## Problem to solve
Output the material below in its entirety, exactly as given.

## Chart and figure data
________________________
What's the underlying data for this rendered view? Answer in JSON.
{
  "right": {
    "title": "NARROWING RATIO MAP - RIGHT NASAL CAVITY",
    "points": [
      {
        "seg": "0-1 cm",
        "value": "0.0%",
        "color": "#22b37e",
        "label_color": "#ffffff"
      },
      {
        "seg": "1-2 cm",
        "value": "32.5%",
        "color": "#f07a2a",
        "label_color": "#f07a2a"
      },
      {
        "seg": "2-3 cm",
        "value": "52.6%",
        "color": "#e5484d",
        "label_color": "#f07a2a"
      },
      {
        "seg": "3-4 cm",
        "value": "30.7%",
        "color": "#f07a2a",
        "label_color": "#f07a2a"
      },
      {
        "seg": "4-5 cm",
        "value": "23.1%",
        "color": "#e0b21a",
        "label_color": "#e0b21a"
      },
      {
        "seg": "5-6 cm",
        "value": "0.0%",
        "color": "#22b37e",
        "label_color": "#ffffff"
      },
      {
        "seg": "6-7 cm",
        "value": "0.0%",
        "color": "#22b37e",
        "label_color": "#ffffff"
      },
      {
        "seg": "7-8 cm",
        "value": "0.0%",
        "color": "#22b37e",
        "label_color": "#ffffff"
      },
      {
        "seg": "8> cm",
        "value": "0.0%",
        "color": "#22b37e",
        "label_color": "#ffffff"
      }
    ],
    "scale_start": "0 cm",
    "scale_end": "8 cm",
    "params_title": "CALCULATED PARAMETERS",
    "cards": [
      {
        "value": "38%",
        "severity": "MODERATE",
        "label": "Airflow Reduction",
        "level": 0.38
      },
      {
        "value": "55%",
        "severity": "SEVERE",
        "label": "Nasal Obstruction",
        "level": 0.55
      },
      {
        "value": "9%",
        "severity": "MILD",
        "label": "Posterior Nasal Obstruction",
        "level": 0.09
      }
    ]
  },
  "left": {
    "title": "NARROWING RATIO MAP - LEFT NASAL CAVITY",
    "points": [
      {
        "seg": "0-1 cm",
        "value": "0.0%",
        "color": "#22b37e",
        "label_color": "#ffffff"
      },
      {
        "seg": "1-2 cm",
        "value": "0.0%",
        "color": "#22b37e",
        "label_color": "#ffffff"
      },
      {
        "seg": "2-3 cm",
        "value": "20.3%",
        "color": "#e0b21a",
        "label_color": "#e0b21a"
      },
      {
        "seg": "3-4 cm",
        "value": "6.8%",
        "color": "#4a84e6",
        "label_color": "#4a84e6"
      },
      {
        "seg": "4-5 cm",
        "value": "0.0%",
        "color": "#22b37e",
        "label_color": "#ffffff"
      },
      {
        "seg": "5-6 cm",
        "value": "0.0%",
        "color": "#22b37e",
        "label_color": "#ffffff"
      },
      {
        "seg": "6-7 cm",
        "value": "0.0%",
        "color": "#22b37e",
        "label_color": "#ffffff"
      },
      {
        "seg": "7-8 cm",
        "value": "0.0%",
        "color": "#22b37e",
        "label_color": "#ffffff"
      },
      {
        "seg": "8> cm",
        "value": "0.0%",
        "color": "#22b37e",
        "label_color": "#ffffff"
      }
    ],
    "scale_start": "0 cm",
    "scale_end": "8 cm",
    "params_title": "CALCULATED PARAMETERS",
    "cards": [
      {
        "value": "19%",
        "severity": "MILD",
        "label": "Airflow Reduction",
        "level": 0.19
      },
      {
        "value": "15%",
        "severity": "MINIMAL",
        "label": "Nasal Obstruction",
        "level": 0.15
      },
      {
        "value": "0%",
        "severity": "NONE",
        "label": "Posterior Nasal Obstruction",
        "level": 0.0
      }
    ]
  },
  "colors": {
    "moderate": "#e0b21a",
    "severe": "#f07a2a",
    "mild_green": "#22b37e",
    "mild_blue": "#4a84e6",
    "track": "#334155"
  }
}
________________________
## Answer to this task
What's the underlying data for this rendered view? Answer in JSON.
{
  "right": {
    "title": "NARROWING RATIO MAP - RIGHT NASAL CAVITY",
    "points": [
      {
        "seg": "0-1 cm",
        "value": "0.0%",
        "color": "#22b37e",
        "label_color": "#ffffff"
      },
      {
        "seg": "1-2 cm",
        "value": "32.5%",
        "color": "#f07a2a",
        "label_color": "#f07a2a"
      },
      {
        "seg": "2-3 cm",
        "value": "52.6%",
        "color": "#e5484d",
        "label_color": "#f07a2a"
      },
      {
        "seg": "3-4 cm",
        "value": "30.7%",
        "color": "#f07a2a",
        "label_color": "#f07a2a"
      },
      {
        "seg": "4-5 cm",
        "value": "23.1%",
        "color": "#e0b21a",
        "label_color": "#e0b21a"
      },
      {
        "seg": "5-6 cm",
        "value": "0.0%",
        "color": "#22b37e",
        "label_color": "#ffffff"
      },
      {
        "seg": "6-7 cm",
        "value": "0.0%",
        "color": "#22b37e",
        "label_color": "#ffffff"
      },
      {
        "seg": "7-8 cm",
        "value": "0.0%",
        "color": "#22b37e",
        "label_color": "#ffffff"
      },
      {
        "seg": "8> cm",
        "value": "0.0%",
        "color": "#22b37e",
        "label_color": "#ffffff"
      }
    ],
    "scale_start": "0 cm",
    "scale_end": "8 cm",
    "params_title": "CALCULATED PARAMETERS",
    "cards": [
      {
        "value": "38%",
        "severity": "MODERATE",
        "label": "Airflow Reduction",
        "level": 0.38
      },
      {
        "value": "55%",
        "severity": "SEVERE",
        "label": "Nasal Obstruction",
        "level": 0.55
      },
      {
        "value": "9%",
        "severity": "MILD",
        "label": "Posterior Nasal Obstruction",
        "level": 0.09
      }
    ]
  },
  "left": {
    "title": "NARROWING RATIO MAP - LEFT NASAL CAVITY",
    "points": [
      {
        "seg": "0-1 cm",
        "value": "0.0%",
        "color": "#22b37e",
        "label_color": "#ffffff"
      },
      {
        "seg": "1-2 cm",
        "value": "0.0%",
        "color": "#22b37e",
        "label_color": "#ffffff"
      },
      {
        "seg": "2-3 cm",
        "value": "20.3%",
        "color": "#e0b21a",
        "label_color": "#e0b21a"
      },
      {
        "seg": "3-4 cm",
        "value": "6.8%",
        "color": "#4a84e6",
        "label_color": "#4a84e6"
      },
      {
        "seg": "4-5 cm",
        "value": "0.0%",
        "color": "#22b37e",
        "label_color": "#ffffff"
      },
      {
        "seg": "5-6 cm",
        "value": "0.0%",
        "color": "#22b37e",
        "label_color": "#ffffff"
      },
      {
        "seg": "6-7 cm",
        "value": "0.0%",
        "color": "#22b37e",
        "label_color": "#ffffff"
      },
      {
        "seg": "7-8 cm",
        "value": "0.0%",
        "color": "#22b37e",
        "label_color": "#ffffff"
      },
      {
        "seg": "8> cm",
        "value": "0.0%",
        "color": "#22b37e",
        "label_color": "#ffffff"
      }
    ],
    "scale_start": "0 cm",
    "scale_end": "8 cm",
    "params_title": "CALCULATED PARAMETERS",
    "cards": [
      {
        "value": "19%",
        "severity": "MILD",
        "label": "Airflow Reduction",
        "level": 0.19
      },
      {
        "value": "15%",
        "severity": "MINIMAL",
        "label": "Nasal Obstruction",
        "level": 0.15
      },
      {
        "value": "0%",
        "severity": "NONE",
        "label": "Posterior Nasal Obstruction",
        "level": 0.0
      }
    ]
  },
  "colors": {
    "moderate": "#e0b21a",
    "severe": "#f07a2a",
    "mild_green": "#22b37e",
    "mild_blue": "#4a84e6",
    "track": "#334155"
  }
}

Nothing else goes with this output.